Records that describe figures
╭──
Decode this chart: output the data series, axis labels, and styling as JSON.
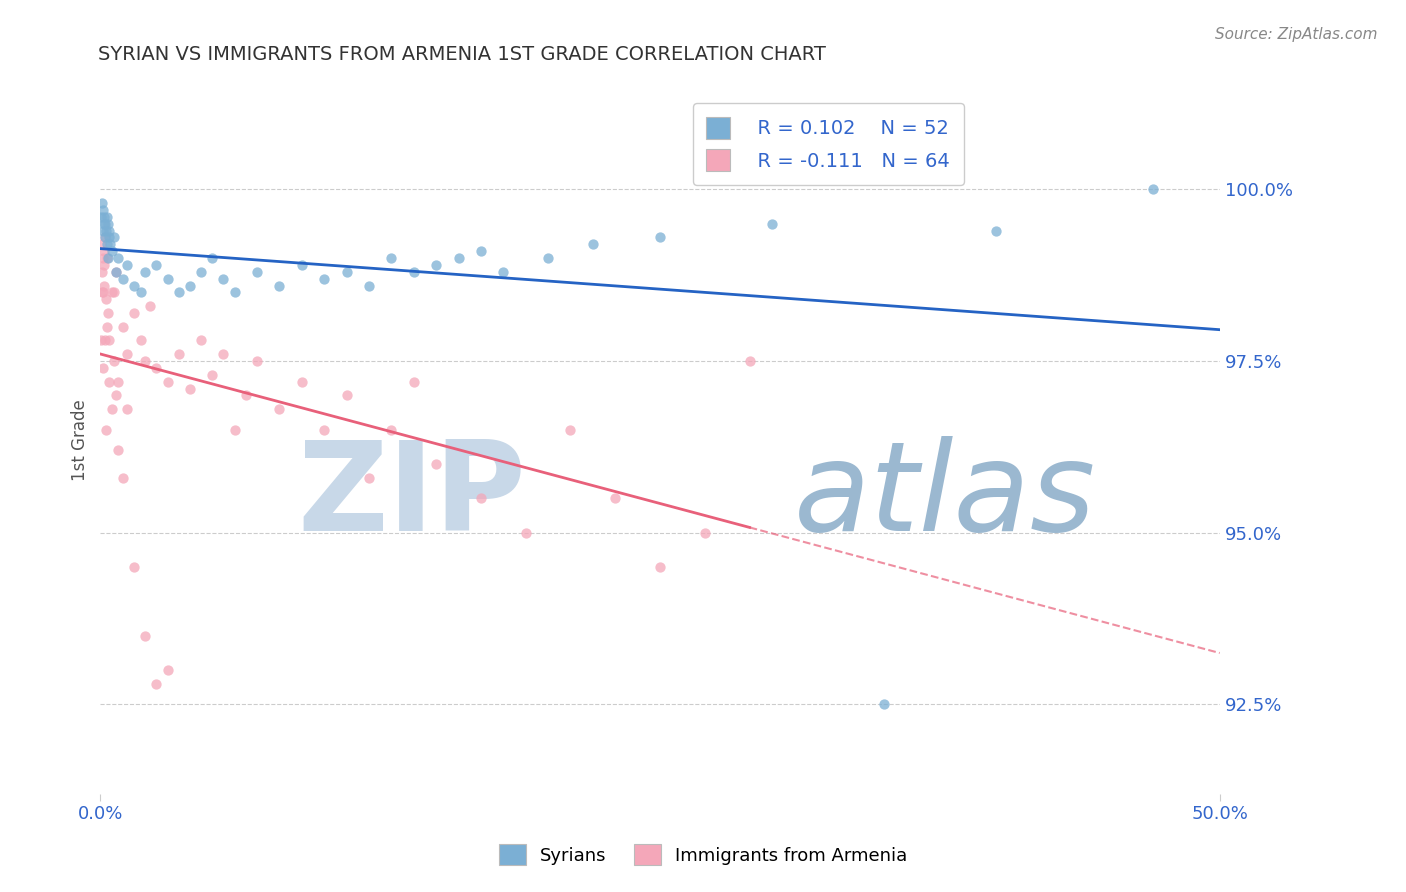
{
  "title": "SYRIAN VS IMMIGRANTS FROM ARMENIA 1ST GRADE CORRELATION CHART",
  "source": "Source: ZipAtlas.com",
  "ylabel": "1st Grade",
  "yticks": [
    92.5,
    95.0,
    97.5,
    100.0
  ],
  "ytick_labels": [
    "92.5%",
    "95.0%",
    "97.5%",
    "100.0%"
  ],
  "xlim": [
    0.0,
    50.0
  ],
  "ylim": [
    91.2,
    101.5
  ],
  "blue_label": "Syrians",
  "pink_label": "Immigrants from Armenia",
  "blue_R": "R = 0.102",
  "blue_N": "N = 52",
  "pink_R": "R = -0.111",
  "pink_N": "N = 64",
  "blue_color": "#7BAFD4",
  "pink_color": "#F4A7B9",
  "blue_line_color": "#2563C4",
  "pink_line_color": "#E8607A",
  "watermark_zip": "ZIP",
  "watermark_atlas": "atlas",
  "watermark_color_zip": "#C8D8E8",
  "watermark_color_atlas": "#9BB8D0",
  "background_color": "#FFFFFF",
  "blue_x": [
    0.05,
    0.08,
    0.1,
    0.12,
    0.15,
    0.18,
    0.2,
    0.22,
    0.25,
    0.28,
    0.3,
    0.32,
    0.35,
    0.38,
    0.4,
    0.45,
    0.5,
    0.6,
    0.7,
    0.8,
    1.0,
    1.2,
    1.5,
    1.8,
    2.0,
    2.5,
    3.0,
    3.5,
    4.0,
    4.5,
    5.0,
    5.5,
    6.0,
    7.0,
    8.0,
    9.0,
    10.0,
    11.0,
    12.0,
    13.0,
    14.0,
    15.0,
    16.0,
    17.0,
    18.0,
    20.0,
    22.0,
    25.0,
    30.0,
    35.0,
    40.0,
    47.0
  ],
  "blue_y": [
    99.6,
    99.8,
    99.4,
    99.7,
    99.5,
    99.6,
    99.3,
    99.5,
    99.4,
    99.6,
    99.2,
    99.5,
    99.0,
    99.3,
    99.4,
    99.2,
    99.1,
    99.3,
    98.8,
    99.0,
    98.7,
    98.9,
    98.6,
    98.5,
    98.8,
    98.9,
    98.7,
    98.5,
    98.6,
    98.8,
    99.0,
    98.7,
    98.5,
    98.8,
    98.6,
    98.9,
    98.7,
    98.8,
    98.6,
    99.0,
    98.8,
    98.9,
    99.0,
    99.1,
    98.8,
    99.0,
    99.2,
    99.3,
    99.5,
    92.5,
    99.4,
    100.0
  ],
  "pink_x": [
    0.05,
    0.08,
    0.1,
    0.12,
    0.15,
    0.18,
    0.2,
    0.25,
    0.3,
    0.35,
    0.4,
    0.5,
    0.6,
    0.7,
    0.8,
    1.0,
    1.2,
    1.5,
    1.8,
    2.0,
    2.2,
    2.5,
    3.0,
    3.5,
    4.0,
    4.5,
    5.0,
    5.5,
    6.0,
    6.5,
    7.0,
    8.0,
    9.0,
    10.0,
    11.0,
    12.0,
    13.0,
    14.0,
    15.0,
    17.0,
    19.0,
    21.0,
    23.0,
    25.0,
    27.0,
    29.0
  ],
  "pink_y": [
    99.2,
    98.8,
    99.0,
    98.5,
    99.1,
    98.6,
    99.3,
    98.4,
    99.0,
    98.2,
    97.8,
    98.5,
    97.5,
    98.8,
    97.2,
    98.0,
    97.6,
    98.2,
    97.8,
    97.5,
    98.3,
    97.4,
    97.2,
    97.6,
    97.1,
    97.8,
    97.3,
    97.6,
    96.5,
    97.0,
    97.5,
    96.8,
    97.2,
    96.5,
    97.0,
    95.8,
    96.5,
    97.2,
    96.0,
    95.5,
    95.0,
    96.5,
    95.5,
    94.5,
    95.0,
    97.5
  ],
  "pink_x_extra": [
    0.05,
    0.08,
    0.1,
    0.15,
    0.2,
    0.25,
    0.3,
    0.4,
    0.5,
    0.6,
    0.7,
    0.8,
    1.0,
    1.2,
    1.5,
    2.0,
    2.5,
    3.0
  ],
  "pink_y_extra": [
    97.8,
    98.5,
    97.4,
    98.9,
    97.8,
    96.5,
    98.0,
    97.2,
    96.8,
    98.5,
    97.0,
    96.2,
    95.8,
    96.8,
    94.5,
    93.5,
    92.8,
    93.0
  ]
}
╰──
◆ WHAT THIS TASK INVOLVES:
A faithful copy of the records above is needed, with the pictures left out.

◆ ANSWER FOR THIS EXERCISE:
Decode this chart: output the data series, axis labels, and styling as JSON.
{
  "title": "SYRIAN VS IMMIGRANTS FROM ARMENIA 1ST GRADE CORRELATION CHART",
  "source": "Source: ZipAtlas.com",
  "ylabel": "1st Grade",
  "yticks": [
    92.5,
    95.0,
    97.5,
    100.0
  ],
  "ytick_labels": [
    "92.5%",
    "95.0%",
    "97.5%",
    "100.0%"
  ],
  "xlim": [
    0.0,
    50.0
  ],
  "ylim": [
    91.2,
    101.5
  ],
  "blue_label": "Syrians",
  "pink_label": "Immigrants from Armenia",
  "blue_R": "R = 0.102",
  "blue_N": "N = 52",
  "pink_R": "R = -0.111",
  "pink_N": "N = 64",
  "blue_color": "#7BAFD4",
  "pink_color": "#F4A7B9",
  "blue_line_color": "#2563C4",
  "pink_line_color": "#E8607A",
  "watermark_zip": "ZIP",
  "watermark_atlas": "atlas",
  "watermark_color_zip": "#C8D8E8",
  "watermark_color_atlas": "#9BB8D0",
  "background_color": "#FFFFFF",
  "blue_x": [
    0.05,
    0.08,
    0.1,
    0.12,
    0.15,
    0.18,
    0.2,
    0.22,
    0.25,
    0.28,
    0.3,
    0.32,
    0.35,
    0.38,
    0.4,
    0.45,
    0.5,
    0.6,
    0.7,
    0.8,
    1.0,
    1.2,
    1.5,
    1.8,
    2.0,
    2.5,
    3.0,
    3.5,
    4.0,
    4.5,
    5.0,
    5.5,
    6.0,
    7.0,
    8.0,
    9.0,
    10.0,
    11.0,
    12.0,
    13.0,
    14.0,
    15.0,
    16.0,
    17.0,
    18.0,
    20.0,
    22.0,
    25.0,
    30.0,
    35.0,
    40.0,
    47.0
  ],
  "blue_y": [
    99.6,
    99.8,
    99.4,
    99.7,
    99.5,
    99.6,
    99.3,
    99.5,
    99.4,
    99.6,
    99.2,
    99.5,
    99.0,
    99.3,
    99.4,
    99.2,
    99.1,
    99.3,
    98.8,
    99.0,
    98.7,
    98.9,
    98.6,
    98.5,
    98.8,
    98.9,
    98.7,
    98.5,
    98.6,
    98.8,
    99.0,
    98.7,
    98.5,
    98.8,
    98.6,
    98.9,
    98.7,
    98.8,
    98.6,
    99.0,
    98.8,
    98.9,
    99.0,
    99.1,
    98.8,
    99.0,
    99.2,
    99.3,
    99.5,
    92.5,
    99.4,
    100.0
  ],
  "pink_x": [
    0.05,
    0.08,
    0.1,
    0.12,
    0.15,
    0.18,
    0.2,
    0.25,
    0.3,
    0.35,
    0.4,
    0.5,
    0.6,
    0.7,
    0.8,
    1.0,
    1.2,
    1.5,
    1.8,
    2.0,
    2.2,
    2.5,
    3.0,
    3.5,
    4.0,
    4.5,
    5.0,
    5.5,
    6.0,
    6.5,
    7.0,
    8.0,
    9.0,
    10.0,
    11.0,
    12.0,
    13.0,
    14.0,
    15.0,
    17.0,
    19.0,
    21.0,
    23.0,
    25.0,
    27.0,
    29.0
  ],
  "pink_y": [
    99.2,
    98.8,
    99.0,
    98.5,
    99.1,
    98.6,
    99.3,
    98.4,
    99.0,
    98.2,
    97.8,
    98.5,
    97.5,
    98.8,
    97.2,
    98.0,
    97.6,
    98.2,
    97.8,
    97.5,
    98.3,
    97.4,
    97.2,
    97.6,
    97.1,
    97.8,
    97.3,
    97.6,
    96.5,
    97.0,
    97.5,
    96.8,
    97.2,
    96.5,
    97.0,
    95.8,
    96.5,
    97.2,
    96.0,
    95.5,
    95.0,
    96.5,
    95.5,
    94.5,
    95.0,
    97.5
  ],
  "pink_x_extra": [
    0.05,
    0.08,
    0.1,
    0.15,
    0.2,
    0.25,
    0.3,
    0.4,
    0.5,
    0.6,
    0.7,
    0.8,
    1.0,
    1.2,
    1.5,
    2.0,
    2.5,
    3.0
  ],
  "pink_y_extra": [
    97.8,
    98.5,
    97.4,
    98.9,
    97.8,
    96.5,
    98.0,
    97.2,
    96.8,
    98.5,
    97.0,
    96.2,
    95.8,
    96.8,
    94.5,
    93.5,
    92.8,
    93.0
  ]
}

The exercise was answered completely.